§ What to do:
Among these lines, how many include "efficiency"? Answer only with the number.

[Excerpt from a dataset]

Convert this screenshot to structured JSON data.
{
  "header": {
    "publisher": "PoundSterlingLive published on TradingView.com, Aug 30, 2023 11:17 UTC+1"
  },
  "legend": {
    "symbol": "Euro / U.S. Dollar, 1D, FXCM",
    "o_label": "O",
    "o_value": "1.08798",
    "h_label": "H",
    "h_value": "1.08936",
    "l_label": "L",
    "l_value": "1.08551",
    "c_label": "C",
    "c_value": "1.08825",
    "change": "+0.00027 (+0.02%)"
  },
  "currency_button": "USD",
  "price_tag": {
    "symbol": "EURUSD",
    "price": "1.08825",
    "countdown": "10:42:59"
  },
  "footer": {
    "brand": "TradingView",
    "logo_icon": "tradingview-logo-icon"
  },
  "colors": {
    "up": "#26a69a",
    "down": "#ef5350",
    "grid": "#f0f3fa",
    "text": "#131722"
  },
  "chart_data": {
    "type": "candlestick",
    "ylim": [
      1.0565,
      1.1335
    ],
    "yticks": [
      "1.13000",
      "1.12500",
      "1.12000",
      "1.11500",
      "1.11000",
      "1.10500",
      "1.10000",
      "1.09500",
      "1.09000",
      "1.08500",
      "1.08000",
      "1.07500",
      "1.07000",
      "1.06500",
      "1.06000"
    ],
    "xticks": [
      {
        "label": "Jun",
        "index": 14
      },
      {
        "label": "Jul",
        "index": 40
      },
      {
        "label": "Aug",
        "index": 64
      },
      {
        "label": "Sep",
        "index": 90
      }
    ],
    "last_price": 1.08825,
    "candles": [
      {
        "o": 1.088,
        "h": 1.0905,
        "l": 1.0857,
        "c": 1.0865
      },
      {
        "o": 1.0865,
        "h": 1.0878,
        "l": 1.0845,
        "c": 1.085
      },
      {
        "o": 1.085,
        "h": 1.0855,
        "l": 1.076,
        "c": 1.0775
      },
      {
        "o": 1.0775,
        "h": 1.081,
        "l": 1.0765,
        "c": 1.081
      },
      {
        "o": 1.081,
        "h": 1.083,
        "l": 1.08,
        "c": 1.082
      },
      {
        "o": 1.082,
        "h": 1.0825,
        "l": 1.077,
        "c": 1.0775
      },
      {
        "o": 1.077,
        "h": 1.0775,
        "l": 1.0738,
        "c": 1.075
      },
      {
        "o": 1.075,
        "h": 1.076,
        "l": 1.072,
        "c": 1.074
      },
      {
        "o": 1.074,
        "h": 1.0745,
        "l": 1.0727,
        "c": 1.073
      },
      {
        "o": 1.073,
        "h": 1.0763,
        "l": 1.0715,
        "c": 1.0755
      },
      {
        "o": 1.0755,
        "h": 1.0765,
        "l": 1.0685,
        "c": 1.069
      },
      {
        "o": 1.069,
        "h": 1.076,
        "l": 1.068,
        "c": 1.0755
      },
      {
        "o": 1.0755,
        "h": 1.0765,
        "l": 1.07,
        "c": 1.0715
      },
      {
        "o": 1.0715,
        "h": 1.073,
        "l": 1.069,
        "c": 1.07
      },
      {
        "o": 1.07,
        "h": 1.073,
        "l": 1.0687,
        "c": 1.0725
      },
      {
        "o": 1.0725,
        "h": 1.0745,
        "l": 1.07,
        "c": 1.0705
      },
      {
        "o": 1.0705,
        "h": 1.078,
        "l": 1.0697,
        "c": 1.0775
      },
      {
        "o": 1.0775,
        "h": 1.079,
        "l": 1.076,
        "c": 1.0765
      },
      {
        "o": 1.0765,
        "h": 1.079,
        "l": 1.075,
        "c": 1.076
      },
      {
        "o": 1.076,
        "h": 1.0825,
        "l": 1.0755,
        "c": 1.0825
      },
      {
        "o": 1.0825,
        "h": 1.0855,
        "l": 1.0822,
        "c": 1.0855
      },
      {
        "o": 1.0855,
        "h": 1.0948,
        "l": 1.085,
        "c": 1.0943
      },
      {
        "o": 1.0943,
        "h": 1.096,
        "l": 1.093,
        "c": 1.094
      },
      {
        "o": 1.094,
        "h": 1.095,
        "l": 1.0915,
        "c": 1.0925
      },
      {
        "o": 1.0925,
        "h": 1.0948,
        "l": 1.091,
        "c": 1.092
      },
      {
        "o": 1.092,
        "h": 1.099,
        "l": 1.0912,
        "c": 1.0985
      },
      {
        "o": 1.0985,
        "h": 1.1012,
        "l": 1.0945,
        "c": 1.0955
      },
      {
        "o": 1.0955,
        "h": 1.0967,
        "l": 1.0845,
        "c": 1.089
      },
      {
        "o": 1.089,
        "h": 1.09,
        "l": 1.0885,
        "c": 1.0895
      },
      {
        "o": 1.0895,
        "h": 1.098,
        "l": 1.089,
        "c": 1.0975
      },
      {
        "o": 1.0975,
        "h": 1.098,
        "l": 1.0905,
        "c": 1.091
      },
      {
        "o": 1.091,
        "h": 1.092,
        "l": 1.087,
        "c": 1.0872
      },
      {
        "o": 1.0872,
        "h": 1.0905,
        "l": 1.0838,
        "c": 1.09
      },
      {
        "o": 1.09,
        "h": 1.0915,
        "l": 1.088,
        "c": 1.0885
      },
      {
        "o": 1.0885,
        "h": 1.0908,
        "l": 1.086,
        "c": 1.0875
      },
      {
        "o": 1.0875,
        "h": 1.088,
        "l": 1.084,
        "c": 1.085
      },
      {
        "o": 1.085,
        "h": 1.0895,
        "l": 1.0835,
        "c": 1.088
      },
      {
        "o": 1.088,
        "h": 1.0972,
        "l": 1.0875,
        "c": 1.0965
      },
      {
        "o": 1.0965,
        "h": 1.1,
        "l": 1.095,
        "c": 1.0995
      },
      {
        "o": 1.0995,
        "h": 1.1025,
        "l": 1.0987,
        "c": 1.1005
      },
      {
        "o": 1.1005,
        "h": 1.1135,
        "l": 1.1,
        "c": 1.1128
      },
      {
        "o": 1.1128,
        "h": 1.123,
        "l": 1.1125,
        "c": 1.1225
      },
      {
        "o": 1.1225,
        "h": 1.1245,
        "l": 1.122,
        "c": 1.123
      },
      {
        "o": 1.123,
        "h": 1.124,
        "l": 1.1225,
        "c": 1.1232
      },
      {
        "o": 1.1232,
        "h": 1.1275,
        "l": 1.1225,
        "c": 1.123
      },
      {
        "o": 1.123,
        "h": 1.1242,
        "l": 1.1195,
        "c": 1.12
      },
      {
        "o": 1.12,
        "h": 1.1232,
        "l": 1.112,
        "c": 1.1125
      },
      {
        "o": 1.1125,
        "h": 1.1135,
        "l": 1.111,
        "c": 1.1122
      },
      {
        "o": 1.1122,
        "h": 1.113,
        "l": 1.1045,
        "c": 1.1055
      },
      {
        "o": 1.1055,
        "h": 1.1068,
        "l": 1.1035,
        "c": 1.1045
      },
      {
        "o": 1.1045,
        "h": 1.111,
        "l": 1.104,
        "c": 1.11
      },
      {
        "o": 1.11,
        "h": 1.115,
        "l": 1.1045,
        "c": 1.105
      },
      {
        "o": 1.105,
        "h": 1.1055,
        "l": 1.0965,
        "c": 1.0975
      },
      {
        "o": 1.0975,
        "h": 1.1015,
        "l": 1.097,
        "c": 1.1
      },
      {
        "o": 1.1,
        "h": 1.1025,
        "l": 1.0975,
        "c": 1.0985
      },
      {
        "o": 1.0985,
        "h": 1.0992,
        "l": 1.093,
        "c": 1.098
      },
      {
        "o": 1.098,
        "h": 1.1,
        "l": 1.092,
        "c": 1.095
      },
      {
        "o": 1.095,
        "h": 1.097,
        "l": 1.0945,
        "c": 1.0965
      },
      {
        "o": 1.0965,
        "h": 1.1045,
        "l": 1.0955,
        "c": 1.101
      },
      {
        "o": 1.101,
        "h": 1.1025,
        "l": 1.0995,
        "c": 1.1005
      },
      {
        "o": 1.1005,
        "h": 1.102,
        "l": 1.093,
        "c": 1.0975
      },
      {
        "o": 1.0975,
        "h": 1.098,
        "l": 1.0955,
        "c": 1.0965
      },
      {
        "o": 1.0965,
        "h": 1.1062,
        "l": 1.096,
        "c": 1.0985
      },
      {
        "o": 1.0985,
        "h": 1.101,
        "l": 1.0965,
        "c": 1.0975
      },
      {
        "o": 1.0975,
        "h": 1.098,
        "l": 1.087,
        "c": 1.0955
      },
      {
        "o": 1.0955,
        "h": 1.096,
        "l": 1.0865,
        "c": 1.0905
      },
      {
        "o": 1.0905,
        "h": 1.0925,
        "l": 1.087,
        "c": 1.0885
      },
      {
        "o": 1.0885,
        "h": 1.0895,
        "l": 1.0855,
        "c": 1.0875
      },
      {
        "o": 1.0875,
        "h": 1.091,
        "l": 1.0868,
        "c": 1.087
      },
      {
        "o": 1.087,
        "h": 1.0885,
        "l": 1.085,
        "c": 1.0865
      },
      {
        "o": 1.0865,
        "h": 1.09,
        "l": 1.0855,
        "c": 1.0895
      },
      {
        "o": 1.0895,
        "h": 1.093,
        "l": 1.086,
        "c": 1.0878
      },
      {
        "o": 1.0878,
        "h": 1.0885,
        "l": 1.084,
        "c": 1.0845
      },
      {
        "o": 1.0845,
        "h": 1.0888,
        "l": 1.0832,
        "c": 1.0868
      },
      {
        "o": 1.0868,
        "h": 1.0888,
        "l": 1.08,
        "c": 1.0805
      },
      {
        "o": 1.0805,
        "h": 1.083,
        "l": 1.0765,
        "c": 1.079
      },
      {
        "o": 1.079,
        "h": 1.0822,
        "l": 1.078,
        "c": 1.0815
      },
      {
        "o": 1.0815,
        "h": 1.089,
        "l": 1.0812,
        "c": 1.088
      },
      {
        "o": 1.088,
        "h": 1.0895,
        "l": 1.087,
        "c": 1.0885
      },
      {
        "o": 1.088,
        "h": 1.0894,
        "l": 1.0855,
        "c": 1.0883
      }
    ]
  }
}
* * *
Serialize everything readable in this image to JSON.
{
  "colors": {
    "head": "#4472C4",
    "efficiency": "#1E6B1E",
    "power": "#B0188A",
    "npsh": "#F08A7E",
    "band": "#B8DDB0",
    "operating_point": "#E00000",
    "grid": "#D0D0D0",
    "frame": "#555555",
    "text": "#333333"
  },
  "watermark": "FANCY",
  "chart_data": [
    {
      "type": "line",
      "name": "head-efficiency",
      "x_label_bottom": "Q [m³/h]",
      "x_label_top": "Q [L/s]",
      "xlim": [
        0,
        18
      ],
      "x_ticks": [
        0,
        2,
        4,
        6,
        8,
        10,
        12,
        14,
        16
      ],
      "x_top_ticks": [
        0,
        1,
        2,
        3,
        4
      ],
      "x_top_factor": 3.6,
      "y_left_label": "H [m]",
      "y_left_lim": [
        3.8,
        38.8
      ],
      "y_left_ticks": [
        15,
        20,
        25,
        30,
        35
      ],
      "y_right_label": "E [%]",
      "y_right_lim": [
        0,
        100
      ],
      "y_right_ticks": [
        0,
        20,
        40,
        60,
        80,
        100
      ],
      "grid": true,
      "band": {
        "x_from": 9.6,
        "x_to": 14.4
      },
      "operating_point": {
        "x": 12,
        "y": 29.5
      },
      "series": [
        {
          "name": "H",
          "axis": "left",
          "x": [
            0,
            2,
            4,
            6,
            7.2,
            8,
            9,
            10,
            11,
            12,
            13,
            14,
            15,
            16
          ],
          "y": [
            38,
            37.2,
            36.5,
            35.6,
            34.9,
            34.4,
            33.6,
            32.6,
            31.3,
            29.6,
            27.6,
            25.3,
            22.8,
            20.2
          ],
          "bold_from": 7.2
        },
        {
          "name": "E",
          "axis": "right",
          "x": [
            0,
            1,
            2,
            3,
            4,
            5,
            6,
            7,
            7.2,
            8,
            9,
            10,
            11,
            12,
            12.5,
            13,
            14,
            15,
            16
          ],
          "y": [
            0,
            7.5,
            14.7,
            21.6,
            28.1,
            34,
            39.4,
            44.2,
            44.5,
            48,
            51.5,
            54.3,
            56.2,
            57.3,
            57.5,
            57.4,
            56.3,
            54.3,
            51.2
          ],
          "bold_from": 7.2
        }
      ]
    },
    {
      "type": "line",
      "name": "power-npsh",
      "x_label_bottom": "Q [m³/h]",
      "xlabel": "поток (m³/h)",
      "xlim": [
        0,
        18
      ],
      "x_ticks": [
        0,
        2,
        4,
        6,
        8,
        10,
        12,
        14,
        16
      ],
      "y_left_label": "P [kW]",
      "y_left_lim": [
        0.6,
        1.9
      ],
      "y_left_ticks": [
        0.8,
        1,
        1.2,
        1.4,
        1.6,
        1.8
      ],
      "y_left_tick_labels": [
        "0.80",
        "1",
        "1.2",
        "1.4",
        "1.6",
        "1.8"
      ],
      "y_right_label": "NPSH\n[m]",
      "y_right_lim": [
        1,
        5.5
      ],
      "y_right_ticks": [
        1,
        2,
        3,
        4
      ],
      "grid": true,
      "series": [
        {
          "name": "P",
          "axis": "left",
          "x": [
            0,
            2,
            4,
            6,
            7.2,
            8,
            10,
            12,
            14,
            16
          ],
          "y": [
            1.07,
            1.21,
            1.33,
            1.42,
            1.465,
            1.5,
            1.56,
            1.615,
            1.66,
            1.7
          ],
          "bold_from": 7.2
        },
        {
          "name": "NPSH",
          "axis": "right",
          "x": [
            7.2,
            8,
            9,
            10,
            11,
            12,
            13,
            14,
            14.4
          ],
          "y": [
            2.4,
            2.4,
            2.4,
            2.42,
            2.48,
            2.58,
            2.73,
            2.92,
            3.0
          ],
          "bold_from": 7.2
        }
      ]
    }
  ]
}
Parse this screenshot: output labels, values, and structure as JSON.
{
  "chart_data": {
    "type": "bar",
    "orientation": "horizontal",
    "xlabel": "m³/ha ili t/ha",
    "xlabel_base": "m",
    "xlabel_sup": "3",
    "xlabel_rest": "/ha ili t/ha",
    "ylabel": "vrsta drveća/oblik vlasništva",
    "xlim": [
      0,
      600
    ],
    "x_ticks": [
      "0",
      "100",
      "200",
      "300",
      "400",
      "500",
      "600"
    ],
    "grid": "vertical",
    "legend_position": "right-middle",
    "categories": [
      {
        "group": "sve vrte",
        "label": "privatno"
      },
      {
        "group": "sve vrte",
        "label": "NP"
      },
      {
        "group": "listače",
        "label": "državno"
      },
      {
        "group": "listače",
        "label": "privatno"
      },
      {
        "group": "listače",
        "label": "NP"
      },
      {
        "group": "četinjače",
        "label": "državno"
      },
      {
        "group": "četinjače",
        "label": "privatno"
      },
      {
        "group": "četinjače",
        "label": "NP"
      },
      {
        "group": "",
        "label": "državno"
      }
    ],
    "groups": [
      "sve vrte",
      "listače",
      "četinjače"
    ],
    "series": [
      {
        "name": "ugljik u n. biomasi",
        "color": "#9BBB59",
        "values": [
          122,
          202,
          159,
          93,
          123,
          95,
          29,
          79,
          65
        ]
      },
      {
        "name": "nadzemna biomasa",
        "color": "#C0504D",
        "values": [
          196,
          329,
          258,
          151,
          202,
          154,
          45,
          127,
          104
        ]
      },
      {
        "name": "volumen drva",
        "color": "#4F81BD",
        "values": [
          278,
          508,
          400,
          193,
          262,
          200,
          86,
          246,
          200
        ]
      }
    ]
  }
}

§ Problem solution:
2